▶ [Objective]:
In this exercise, reproduce all the entries that follow exactly.

▶ [Records to process]:
######

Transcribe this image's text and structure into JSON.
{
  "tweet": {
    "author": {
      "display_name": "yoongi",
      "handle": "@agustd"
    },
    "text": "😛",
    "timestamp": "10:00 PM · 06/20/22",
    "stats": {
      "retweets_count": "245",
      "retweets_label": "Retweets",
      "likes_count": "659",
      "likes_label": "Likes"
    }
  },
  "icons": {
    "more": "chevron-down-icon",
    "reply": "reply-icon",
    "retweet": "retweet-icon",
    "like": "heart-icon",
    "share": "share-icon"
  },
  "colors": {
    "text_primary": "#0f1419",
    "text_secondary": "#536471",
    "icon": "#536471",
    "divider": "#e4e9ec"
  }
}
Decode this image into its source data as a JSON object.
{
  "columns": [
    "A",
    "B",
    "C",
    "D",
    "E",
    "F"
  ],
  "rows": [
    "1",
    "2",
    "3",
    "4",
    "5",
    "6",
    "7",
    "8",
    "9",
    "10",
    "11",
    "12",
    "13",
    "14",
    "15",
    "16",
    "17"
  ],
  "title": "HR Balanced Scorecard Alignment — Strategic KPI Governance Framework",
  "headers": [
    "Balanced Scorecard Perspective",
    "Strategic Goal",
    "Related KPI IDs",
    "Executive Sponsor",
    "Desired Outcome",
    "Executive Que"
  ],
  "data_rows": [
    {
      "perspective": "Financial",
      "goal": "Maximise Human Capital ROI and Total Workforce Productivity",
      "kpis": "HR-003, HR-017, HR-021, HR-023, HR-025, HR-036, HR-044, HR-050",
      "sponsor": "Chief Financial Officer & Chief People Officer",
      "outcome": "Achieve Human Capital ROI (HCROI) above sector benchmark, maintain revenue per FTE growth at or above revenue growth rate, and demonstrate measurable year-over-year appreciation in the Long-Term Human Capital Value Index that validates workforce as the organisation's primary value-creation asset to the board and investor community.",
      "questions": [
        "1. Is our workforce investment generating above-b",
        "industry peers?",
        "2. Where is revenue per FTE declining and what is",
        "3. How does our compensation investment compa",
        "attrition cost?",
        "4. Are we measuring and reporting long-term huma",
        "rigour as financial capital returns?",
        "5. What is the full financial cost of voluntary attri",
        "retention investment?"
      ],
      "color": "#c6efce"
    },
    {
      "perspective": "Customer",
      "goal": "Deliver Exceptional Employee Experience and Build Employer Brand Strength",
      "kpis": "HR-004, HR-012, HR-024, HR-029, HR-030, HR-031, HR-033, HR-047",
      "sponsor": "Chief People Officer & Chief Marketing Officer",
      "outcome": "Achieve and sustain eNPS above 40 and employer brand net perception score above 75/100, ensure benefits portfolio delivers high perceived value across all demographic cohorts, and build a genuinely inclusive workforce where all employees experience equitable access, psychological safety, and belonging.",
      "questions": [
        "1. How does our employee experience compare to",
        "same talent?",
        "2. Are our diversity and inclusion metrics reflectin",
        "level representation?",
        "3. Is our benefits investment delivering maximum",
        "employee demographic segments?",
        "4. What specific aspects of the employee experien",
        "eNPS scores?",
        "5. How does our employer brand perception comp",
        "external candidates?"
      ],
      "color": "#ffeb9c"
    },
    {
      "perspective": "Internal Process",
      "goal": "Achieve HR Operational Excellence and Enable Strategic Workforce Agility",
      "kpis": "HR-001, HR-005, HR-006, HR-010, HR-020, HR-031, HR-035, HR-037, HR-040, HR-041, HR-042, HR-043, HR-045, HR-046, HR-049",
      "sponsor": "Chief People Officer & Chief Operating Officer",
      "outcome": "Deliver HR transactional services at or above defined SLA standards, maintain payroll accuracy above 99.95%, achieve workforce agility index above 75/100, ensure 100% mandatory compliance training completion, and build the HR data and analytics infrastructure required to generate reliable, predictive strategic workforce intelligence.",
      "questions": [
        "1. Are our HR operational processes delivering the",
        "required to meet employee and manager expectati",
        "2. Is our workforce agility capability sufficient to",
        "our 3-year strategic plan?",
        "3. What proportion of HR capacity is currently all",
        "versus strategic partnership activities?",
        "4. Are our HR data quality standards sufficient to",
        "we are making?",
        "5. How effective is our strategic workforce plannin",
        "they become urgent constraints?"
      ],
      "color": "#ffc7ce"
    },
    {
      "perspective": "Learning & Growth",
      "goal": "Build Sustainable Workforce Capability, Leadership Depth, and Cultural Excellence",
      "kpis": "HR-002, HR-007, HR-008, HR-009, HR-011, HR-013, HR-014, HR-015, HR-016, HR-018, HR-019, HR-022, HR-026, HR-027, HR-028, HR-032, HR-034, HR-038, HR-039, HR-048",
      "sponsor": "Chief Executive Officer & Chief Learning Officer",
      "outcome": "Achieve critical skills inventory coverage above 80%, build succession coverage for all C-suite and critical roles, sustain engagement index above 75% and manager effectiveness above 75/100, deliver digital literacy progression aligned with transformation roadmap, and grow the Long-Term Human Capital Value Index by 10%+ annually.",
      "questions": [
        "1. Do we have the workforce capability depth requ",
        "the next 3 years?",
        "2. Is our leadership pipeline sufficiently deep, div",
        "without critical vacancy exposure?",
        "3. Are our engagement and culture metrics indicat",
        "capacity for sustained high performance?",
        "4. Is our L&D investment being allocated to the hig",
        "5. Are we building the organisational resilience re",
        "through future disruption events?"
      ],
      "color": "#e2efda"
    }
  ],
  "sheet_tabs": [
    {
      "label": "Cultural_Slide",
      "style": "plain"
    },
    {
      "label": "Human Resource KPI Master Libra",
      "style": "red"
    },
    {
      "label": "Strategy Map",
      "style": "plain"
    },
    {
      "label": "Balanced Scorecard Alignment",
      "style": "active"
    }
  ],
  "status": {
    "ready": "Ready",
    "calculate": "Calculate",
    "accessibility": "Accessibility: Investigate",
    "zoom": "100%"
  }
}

######

▶ [Output for this task]:
Transcribe this image's text and structure into JSON.
{
  "tweet": {
    "author": {
      "display_name": "yoongi",
      "handle": "@agustd"
    },
    "text": "😛",
    "timestamp": "10:00 PM · 06/20/22",
    "stats": {
      "retweets_count": "245",
      "retweets_label": "Retweets",
      "likes_count": "659",
      "likes_label": "Likes"
    }
  },
  "icons": {
    "more": "chevron-down-icon",
    "reply": "reply-icon",
    "retweet": "retweet-icon",
    "like": "heart-icon",
    "share": "share-icon"
  },
  "colors": {
    "text_primary": "#0f1419",
    "text_secondary": "#536471",
    "icon": "#536471",
    "divider": "#e4e9ec"
  }
}
Decode this image into its source data as a JSON object.
{
  "columns": [
    "A",
    "B",
    "C",
    "D",
    "E",
    "F"
  ],
  "rows": [
    "1",
    "2",
    "3",
    "4",
    "5",
    "6",
    "7",
    "8",
    "9",
    "10",
    "11",
    "12",
    "13",
    "14",
    "15",
    "16",
    "17"
  ],
  "title": "HR Balanced Scorecard Alignment — Strategic KPI Governance Framework",
  "headers": [
    "Balanced Scorecard Perspective",
    "Strategic Goal",
    "Related KPI IDs",
    "Executive Sponsor",
    "Desired Outcome",
    "Executive Que"
  ],
  "data_rows": [
    {
      "perspective": "Financial",
      "goal": "Maximise Human Capital ROI and Total Workforce Productivity",
      "kpis": "HR-003, HR-017, HR-021, HR-023, HR-025, HR-036, HR-044, HR-050",
      "sponsor": "Chief Financial Officer & Chief People Officer",
      "outcome": "Achieve Human Capital ROI (HCROI) above sector benchmark, maintain revenue per FTE growth at or above revenue growth rate, and demonstrate measurable year-over-year appreciation in the Long-Term Human Capital Value Index that validates workforce as the organisation's primary value-creation asset to the board and investor community.",
      "questions": [
        "1. Is our workforce investment generating above-b",
        "industry peers?",
        "2. Where is revenue per FTE declining and what is",
        "3. How does our compensation investment compa",
        "attrition cost?",
        "4. Are we measuring and reporting long-term huma",
        "rigour as financial capital returns?",
        "5. What is the full financial cost of voluntary attri",
        "retention investment?"
      ],
      "color": "#c6efce"
    },
    {
      "perspective": "Customer",
      "goal": "Deliver Exceptional Employee Experience and Build Employer Brand Strength",
      "kpis": "HR-004, HR-012, HR-024, HR-029, HR-030, HR-031, HR-033, HR-047",
      "sponsor": "Chief People Officer & Chief Marketing Officer",
      "outcome": "Achieve and sustain eNPS above 40 and employer brand net perception score above 75/100, ensure benefits portfolio delivers high perceived value across all demographic cohorts, and build a genuinely inclusive workforce where all employees experience equitable access, psychological safety, and belonging.",
      "questions": [
        "1. How does our employee experience compare to",
        "same talent?",
        "2. Are our diversity and inclusion metrics reflectin",
        "level representation?",
        "3. Is our benefits investment delivering maximum",
        "employee demographic segments?",
        "4. What specific aspects of the employee experien",
        "eNPS scores?",
        "5. How does our employer brand perception comp",
        "external candidates?"
      ],
      "color": "#ffeb9c"
    },
    {
      "perspective": "Internal Process",
      "goal": "Achieve HR Operational Excellence and Enable Strategic Workforce Agility",
      "kpis": "HR-001, HR-005, HR-006, HR-010, HR-020, HR-031, HR-035, HR-037, HR-040, HR-041, HR-042, HR-043, HR-045, HR-046, HR-049",
      "sponsor": "Chief People Officer & Chief Operating Officer",
      "outcome": "Deliver HR transactional services at or above defined SLA standards, maintain payroll accuracy above 99.95%, achieve workforce agility index above 75/100, ensure 100% mandatory compliance training completion, and build the HR data and analytics infrastructure required to generate reliable, predictive strategic workforce intelligence.",
      "questions": [
        "1. Are our HR operational processes delivering the",
        "required to meet employee and manager expectati",
        "2. Is our workforce agility capability sufficient to",
        "our 3-year strategic plan?",
        "3. What proportion of HR capacity is currently all",
        "versus strategic partnership activities?",
        "4. Are our HR data quality standards sufficient to",
        "we are making?",
        "5. How effective is our strategic workforce plannin",
        "they become urgent constraints?"
      ],
      "color": "#ffc7ce"
    },
    {
      "perspective": "Learning & Growth",
      "goal": "Build Sustainable Workforce Capability, Leadership Depth, and Cultural Excellence",
      "kpis": "HR-002, HR-007, HR-008, HR-009, HR-011, HR-013, HR-014, HR-015, HR-016, HR-018, HR-019, HR-022, HR-026, HR-027, HR-028, HR-032, HR-034, HR-038, HR-039, HR-048",
      "sponsor": "Chief Executive Officer & Chief Learning Officer",
      "outcome": "Achieve critical skills inventory coverage above 80%, build succession coverage for all C-suite and critical roles, sustain engagement index above 75% and manager effectiveness above 75/100, deliver digital literacy progression aligned with transformation roadmap, and grow the Long-Term Human Capital Value Index by 10%+ annually.",
      "questions": [
        "1. Do we have the workforce capability depth requ",
        "the next 3 years?",
        "2. Is our leadership pipeline sufficiently deep, div",
        "without critical vacancy exposure?",
        "3. Are our engagement and culture metrics indicat",
        "capacity for sustained high performance?",
        "4. Is our L&D investment being allocated to the hig",
        "5. Are we building the organisational resilience re",
        "through future disruption events?"
      ],
      "color": "#e2efda"
    }
  ],
  "sheet_tabs": [
    {
      "label": "Cultural_Slide",
      "style": "plain"
    },
    {
      "label": "Human Resource KPI Master Libra",
      "style": "red"
    },
    {
      "label": "Strategy Map",
      "style": "plain"
    },
    {
      "label": "Balanced Scorecard Alignment",
      "style": "active"
    }
  ],
  "status": {
    "ready": "Ready",
    "calculate": "Calculate",
    "accessibility": "Accessibility: Investigate",
    "zoom": "100%"
  }
}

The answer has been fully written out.